**The exercise:**
Among the following entries, count the lines that contain "deck" and report only the result.

**Records for the exercise:**
+++++

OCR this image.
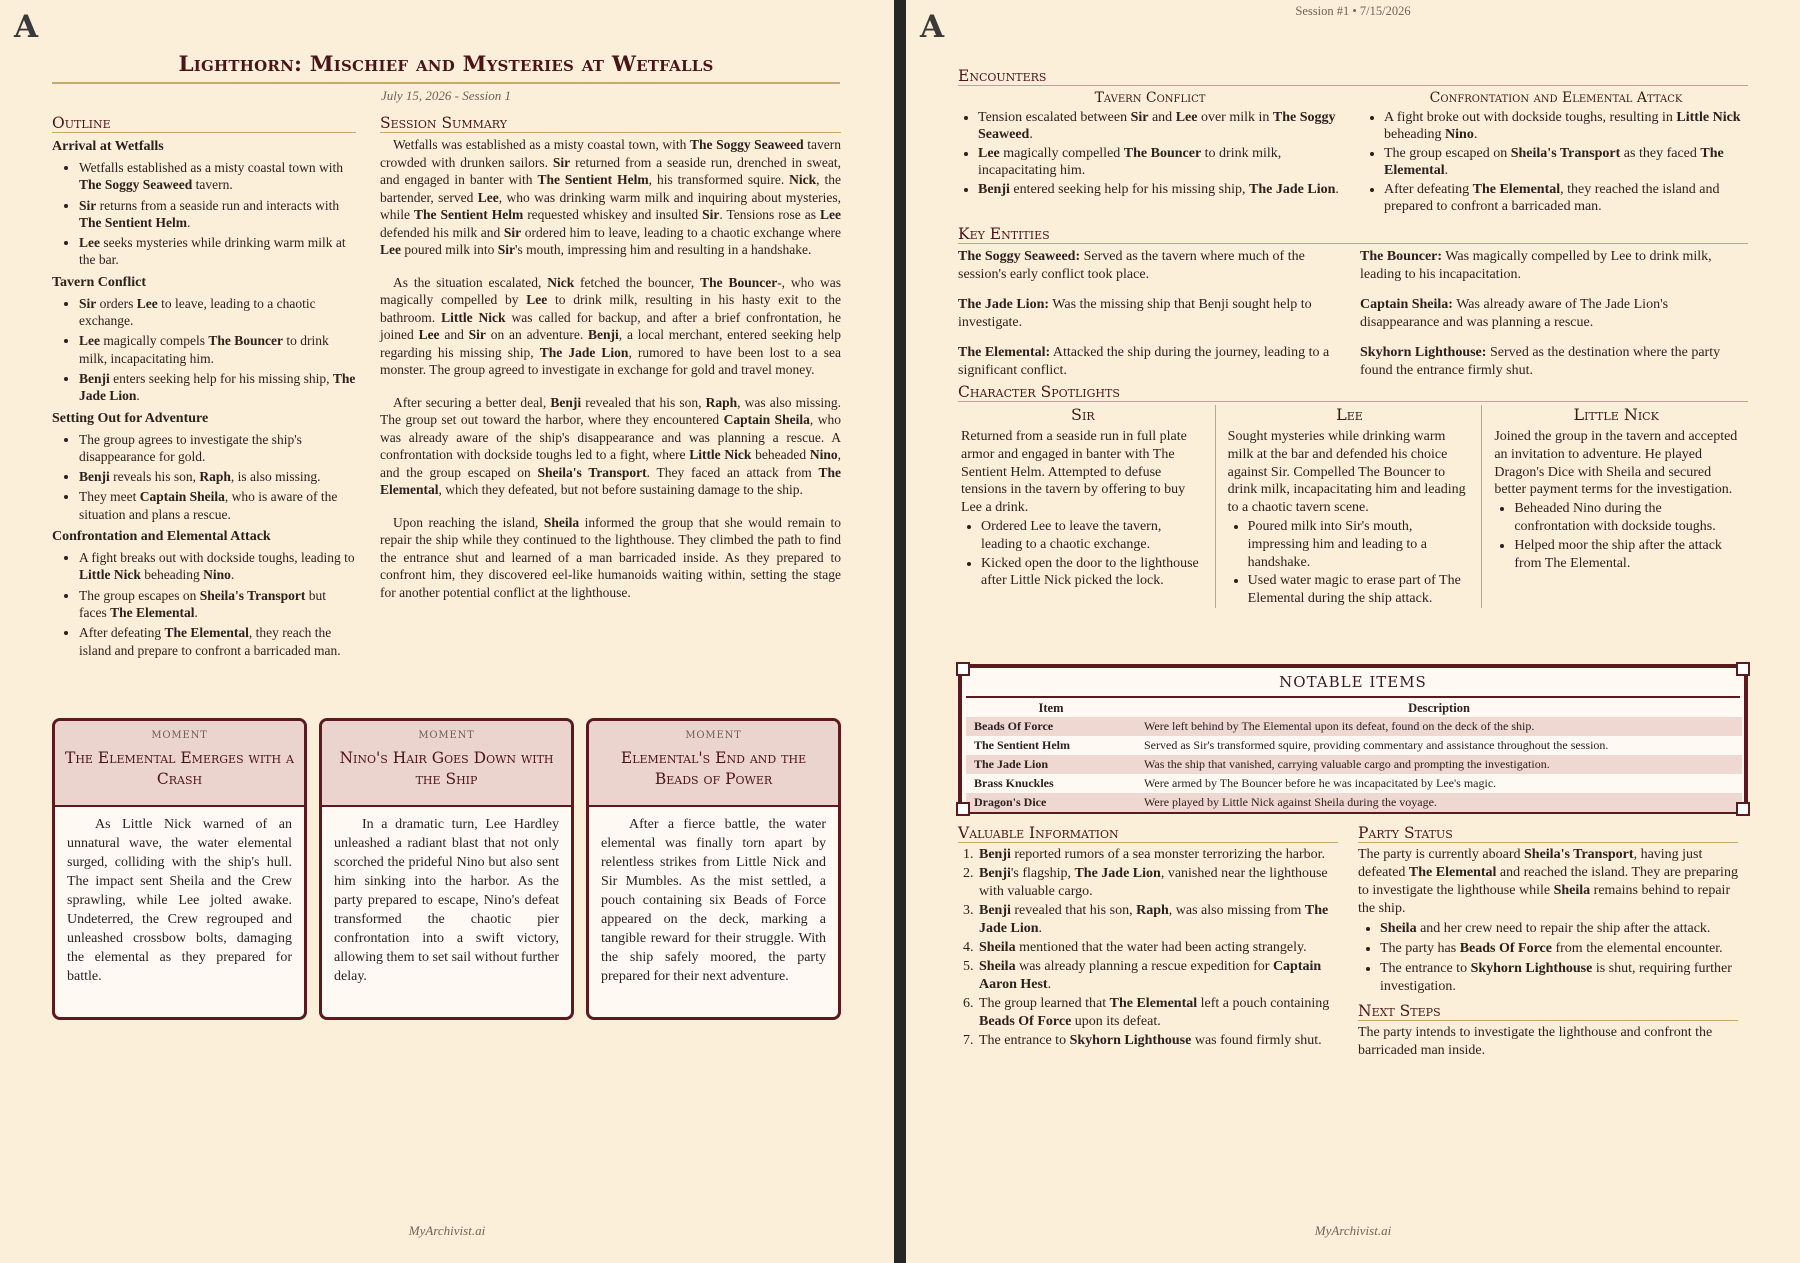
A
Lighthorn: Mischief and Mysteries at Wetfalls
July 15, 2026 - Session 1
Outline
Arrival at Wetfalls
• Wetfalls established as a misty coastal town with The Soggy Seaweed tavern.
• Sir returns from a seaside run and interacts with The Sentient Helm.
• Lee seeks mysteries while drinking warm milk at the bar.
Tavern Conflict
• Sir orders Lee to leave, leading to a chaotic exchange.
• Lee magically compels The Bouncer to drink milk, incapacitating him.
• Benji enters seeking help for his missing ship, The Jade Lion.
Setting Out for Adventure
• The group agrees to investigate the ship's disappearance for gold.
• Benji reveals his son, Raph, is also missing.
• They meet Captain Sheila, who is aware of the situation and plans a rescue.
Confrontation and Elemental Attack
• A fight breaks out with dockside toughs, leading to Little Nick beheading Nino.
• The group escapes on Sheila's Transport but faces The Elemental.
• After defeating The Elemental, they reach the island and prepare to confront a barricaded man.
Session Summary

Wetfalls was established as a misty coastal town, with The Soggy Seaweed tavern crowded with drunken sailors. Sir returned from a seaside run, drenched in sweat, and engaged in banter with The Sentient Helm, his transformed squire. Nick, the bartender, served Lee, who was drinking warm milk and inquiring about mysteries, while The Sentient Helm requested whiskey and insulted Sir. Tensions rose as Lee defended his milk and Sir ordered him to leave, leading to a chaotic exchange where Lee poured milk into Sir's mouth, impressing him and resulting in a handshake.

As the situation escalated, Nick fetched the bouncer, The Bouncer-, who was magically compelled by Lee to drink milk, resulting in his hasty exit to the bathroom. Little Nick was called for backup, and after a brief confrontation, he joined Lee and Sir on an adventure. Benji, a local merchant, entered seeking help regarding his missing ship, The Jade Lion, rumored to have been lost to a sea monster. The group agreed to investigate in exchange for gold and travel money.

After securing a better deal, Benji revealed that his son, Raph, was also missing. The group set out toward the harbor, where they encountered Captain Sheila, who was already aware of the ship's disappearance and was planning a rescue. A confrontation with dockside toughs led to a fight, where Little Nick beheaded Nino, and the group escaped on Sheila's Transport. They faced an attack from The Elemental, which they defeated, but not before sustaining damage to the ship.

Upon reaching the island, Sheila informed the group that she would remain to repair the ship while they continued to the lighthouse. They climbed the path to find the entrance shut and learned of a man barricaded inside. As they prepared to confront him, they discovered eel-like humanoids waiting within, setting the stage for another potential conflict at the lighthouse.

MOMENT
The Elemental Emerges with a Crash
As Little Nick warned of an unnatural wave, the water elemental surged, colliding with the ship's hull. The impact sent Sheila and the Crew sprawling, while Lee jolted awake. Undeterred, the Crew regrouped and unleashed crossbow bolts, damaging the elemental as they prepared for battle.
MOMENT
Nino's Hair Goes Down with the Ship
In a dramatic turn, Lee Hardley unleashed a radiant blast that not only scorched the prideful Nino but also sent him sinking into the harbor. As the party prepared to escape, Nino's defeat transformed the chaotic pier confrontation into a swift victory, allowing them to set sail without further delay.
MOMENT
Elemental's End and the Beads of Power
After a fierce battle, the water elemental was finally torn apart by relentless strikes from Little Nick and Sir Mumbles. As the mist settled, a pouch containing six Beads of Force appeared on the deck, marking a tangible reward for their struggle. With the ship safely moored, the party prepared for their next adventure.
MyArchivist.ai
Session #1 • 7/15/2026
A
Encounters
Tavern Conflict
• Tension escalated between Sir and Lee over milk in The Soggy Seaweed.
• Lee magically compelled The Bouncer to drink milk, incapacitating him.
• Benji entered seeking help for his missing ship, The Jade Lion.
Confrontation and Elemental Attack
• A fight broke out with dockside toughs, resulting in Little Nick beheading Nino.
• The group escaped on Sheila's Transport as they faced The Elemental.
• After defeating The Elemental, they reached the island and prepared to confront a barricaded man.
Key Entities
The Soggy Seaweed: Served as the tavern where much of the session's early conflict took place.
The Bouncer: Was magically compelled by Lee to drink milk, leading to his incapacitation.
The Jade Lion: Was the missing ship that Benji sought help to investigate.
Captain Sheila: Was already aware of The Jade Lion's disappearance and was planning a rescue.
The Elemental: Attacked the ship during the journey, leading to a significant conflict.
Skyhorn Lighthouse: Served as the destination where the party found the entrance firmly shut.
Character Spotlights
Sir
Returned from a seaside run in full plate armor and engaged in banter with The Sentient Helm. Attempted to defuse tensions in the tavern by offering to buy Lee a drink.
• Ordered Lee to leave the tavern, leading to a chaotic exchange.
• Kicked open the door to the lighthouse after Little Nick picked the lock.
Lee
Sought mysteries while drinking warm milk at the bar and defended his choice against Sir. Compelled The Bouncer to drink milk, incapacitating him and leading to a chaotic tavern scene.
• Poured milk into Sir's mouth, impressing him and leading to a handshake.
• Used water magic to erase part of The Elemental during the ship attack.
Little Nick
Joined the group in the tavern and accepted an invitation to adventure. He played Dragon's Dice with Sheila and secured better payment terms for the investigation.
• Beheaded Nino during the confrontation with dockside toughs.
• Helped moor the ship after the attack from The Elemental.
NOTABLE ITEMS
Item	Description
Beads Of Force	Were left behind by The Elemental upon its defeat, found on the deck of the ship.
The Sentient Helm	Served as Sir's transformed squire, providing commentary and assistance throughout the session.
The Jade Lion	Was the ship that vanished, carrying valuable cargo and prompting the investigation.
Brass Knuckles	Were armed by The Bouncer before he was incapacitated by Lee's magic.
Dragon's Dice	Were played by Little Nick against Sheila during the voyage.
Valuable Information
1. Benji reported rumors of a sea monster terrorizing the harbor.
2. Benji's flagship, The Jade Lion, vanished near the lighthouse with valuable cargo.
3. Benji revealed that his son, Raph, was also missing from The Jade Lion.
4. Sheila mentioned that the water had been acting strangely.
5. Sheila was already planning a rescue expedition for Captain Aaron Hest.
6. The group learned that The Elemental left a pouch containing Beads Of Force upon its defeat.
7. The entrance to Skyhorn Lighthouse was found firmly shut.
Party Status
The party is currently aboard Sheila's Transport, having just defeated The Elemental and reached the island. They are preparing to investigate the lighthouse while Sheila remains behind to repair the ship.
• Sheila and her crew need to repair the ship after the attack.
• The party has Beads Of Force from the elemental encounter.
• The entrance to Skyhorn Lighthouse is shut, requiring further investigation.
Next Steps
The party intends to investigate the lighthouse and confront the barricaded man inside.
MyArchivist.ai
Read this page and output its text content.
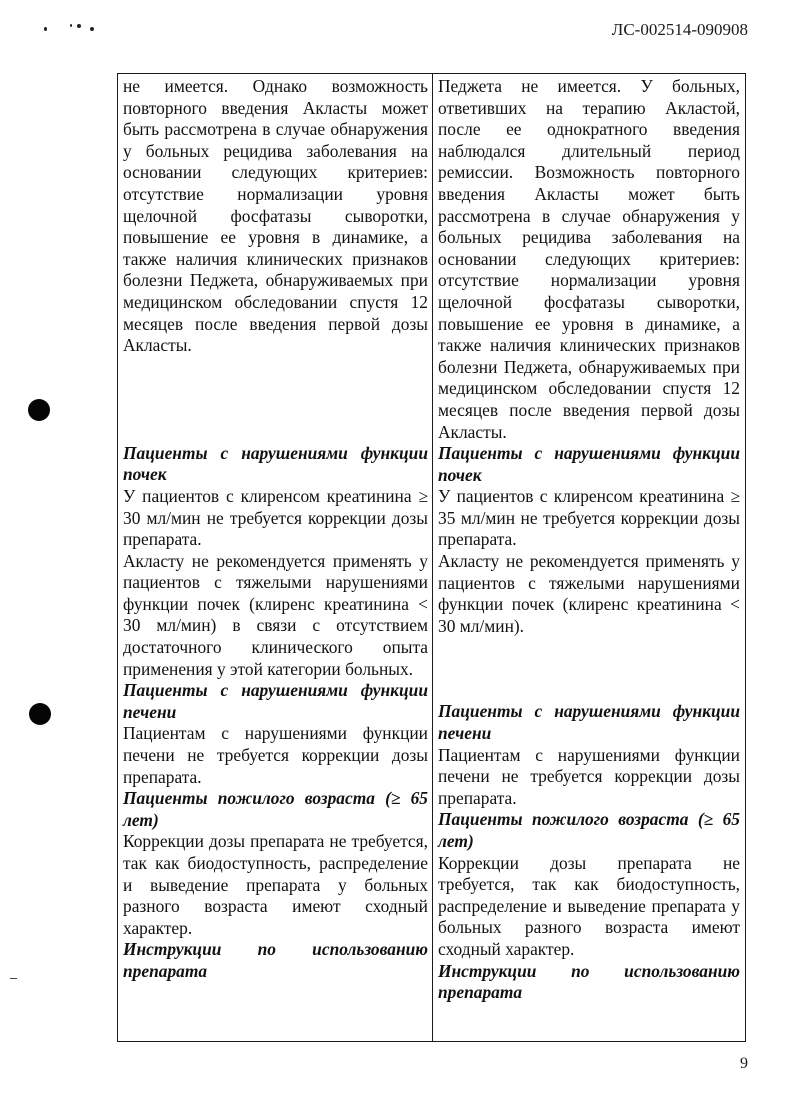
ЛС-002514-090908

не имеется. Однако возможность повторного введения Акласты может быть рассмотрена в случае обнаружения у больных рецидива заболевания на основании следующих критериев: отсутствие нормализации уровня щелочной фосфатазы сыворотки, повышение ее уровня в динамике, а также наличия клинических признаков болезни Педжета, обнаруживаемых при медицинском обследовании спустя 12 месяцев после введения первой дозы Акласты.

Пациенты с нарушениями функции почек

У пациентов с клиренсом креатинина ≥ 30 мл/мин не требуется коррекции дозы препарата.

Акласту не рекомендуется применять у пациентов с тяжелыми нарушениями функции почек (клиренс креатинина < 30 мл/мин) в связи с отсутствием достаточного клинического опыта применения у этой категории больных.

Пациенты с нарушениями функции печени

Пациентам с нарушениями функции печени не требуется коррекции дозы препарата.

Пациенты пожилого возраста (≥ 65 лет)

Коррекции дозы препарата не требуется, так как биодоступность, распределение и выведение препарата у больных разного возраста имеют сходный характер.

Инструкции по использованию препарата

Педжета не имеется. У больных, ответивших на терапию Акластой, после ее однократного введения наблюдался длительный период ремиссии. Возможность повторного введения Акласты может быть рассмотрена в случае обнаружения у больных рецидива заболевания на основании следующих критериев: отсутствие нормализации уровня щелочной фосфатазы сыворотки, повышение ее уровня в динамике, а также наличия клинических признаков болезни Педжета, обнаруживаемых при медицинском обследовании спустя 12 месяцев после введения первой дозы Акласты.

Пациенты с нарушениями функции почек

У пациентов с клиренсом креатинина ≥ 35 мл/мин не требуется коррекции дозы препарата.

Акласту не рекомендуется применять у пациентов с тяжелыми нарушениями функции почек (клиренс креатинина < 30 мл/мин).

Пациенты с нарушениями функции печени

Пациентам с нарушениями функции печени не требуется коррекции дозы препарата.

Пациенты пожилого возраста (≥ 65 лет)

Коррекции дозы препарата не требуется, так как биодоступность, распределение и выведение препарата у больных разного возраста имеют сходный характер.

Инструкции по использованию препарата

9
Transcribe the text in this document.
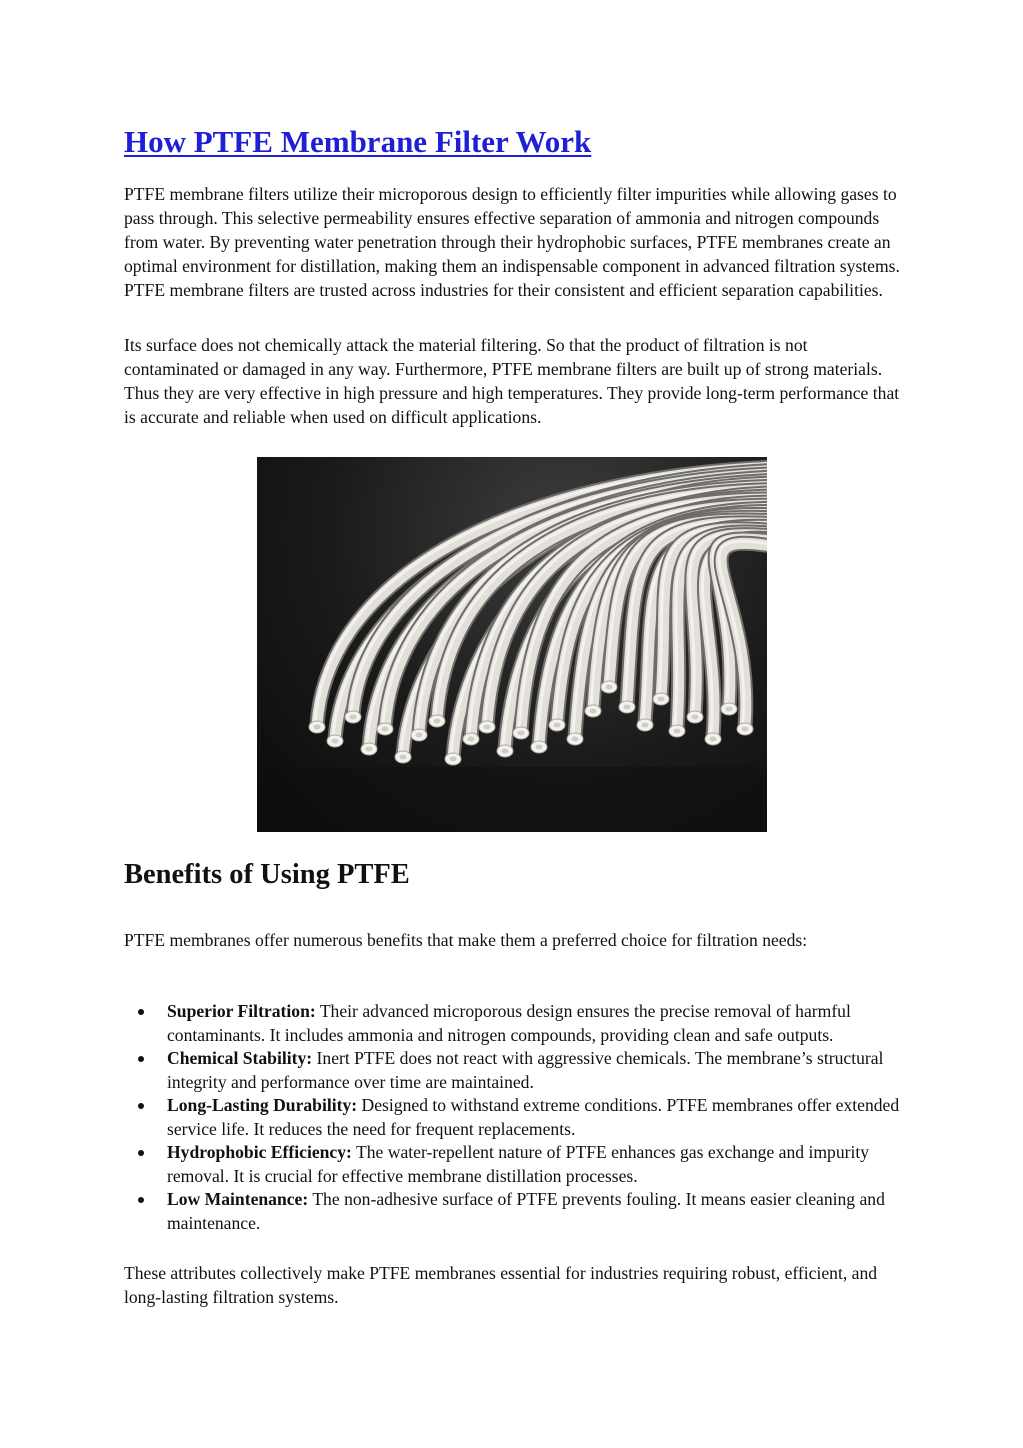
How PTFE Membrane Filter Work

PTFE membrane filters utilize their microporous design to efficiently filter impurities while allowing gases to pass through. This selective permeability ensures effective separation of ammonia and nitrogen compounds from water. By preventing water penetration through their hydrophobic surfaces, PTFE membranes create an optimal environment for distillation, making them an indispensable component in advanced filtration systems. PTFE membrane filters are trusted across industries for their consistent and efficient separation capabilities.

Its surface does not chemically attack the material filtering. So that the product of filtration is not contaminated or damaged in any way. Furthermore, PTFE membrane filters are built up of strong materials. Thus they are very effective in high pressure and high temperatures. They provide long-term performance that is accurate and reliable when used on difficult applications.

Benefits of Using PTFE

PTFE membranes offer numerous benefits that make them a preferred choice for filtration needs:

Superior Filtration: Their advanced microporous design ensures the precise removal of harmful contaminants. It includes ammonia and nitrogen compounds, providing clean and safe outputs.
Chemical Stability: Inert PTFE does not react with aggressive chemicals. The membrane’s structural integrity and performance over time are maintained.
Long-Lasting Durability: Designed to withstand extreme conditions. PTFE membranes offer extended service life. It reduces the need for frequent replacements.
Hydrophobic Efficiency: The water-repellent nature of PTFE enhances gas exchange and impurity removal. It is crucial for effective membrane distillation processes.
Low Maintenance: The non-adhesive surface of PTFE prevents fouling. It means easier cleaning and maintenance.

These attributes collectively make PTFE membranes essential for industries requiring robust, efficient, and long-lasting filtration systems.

+++++

**Exercise solution:**
2